Exercise requirements. Your task is to reproduce exactly the lines from the line with "Extract all readable text from this page." through the end of the records below.

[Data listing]

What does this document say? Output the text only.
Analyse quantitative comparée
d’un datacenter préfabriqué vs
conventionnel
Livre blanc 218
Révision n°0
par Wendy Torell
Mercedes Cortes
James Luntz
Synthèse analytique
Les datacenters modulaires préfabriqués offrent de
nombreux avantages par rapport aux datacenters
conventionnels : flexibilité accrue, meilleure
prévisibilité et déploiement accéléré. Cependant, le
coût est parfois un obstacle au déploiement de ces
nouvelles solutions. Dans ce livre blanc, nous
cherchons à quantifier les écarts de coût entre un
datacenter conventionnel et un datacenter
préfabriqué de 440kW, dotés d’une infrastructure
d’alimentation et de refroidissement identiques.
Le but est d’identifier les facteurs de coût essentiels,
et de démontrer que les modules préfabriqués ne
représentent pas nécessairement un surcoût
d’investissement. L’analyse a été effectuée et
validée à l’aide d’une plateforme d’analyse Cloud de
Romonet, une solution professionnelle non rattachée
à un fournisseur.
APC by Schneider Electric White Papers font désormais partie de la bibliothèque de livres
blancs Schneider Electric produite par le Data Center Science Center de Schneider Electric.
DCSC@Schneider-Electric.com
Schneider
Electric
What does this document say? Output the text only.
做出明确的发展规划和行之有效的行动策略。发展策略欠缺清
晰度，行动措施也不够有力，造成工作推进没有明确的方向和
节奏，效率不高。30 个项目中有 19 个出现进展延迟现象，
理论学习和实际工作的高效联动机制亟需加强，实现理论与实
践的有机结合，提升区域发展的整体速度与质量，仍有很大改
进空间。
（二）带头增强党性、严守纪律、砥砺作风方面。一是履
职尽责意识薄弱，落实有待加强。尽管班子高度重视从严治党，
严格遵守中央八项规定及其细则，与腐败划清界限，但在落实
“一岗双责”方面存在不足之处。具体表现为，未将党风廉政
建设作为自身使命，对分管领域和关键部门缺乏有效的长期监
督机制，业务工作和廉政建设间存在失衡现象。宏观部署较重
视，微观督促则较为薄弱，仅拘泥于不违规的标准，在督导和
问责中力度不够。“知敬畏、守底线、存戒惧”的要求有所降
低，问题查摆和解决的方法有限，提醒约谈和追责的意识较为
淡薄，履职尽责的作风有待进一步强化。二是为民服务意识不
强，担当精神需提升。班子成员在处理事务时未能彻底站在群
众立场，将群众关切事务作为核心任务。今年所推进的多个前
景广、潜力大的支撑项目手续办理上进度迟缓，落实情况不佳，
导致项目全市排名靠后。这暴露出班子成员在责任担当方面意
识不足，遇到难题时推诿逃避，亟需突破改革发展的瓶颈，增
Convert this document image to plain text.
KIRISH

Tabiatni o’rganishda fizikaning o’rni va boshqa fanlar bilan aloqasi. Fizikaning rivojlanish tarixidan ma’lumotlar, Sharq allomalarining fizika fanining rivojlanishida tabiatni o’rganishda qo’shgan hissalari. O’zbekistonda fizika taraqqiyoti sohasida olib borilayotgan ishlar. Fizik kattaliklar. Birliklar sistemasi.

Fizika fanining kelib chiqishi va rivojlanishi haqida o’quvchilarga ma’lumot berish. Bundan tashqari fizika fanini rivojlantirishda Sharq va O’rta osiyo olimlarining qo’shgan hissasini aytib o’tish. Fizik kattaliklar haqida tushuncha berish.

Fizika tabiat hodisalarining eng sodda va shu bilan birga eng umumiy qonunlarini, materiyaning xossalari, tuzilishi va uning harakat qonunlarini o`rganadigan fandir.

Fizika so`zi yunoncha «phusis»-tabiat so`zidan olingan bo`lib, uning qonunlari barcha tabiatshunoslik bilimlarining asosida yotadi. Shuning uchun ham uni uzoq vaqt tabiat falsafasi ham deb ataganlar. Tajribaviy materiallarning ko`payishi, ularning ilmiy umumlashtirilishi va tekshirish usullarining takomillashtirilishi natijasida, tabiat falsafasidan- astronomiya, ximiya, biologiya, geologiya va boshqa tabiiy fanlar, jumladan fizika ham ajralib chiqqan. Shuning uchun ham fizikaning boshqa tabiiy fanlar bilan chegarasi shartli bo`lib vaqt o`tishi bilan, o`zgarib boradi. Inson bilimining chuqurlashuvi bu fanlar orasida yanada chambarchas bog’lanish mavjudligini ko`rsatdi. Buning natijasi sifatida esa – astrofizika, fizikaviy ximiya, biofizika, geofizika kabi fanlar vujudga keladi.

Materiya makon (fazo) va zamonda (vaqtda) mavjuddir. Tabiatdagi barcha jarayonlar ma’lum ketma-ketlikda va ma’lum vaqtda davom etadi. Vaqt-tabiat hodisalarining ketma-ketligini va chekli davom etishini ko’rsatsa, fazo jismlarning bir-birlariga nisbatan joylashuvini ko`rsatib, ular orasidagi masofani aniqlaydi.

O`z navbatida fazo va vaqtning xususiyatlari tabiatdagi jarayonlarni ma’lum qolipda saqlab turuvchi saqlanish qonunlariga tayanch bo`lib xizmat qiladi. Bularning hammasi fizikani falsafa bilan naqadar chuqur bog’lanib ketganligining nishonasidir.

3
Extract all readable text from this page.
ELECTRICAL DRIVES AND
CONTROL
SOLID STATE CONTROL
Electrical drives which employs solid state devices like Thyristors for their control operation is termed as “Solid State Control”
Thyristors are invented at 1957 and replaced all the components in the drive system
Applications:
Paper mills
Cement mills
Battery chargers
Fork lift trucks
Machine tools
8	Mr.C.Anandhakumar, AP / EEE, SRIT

Answer to this problem.
Extract all readable text from this page.
ELECTRICAL DRIVES AND
CONTROL
SOLID STATE CONTROL
Electrical drives which employs solid state devices like Thyristors for their control operation is termed as “Solid State Control”
Thyristors are invented at 1957 and replaced all the components in the drive system
Applications:
Paper mills
Cement mills
Battery chargers
Fork lift trucks
Machine tools
8	Mr.C.Anandhakumar, AP / EEE, SRIT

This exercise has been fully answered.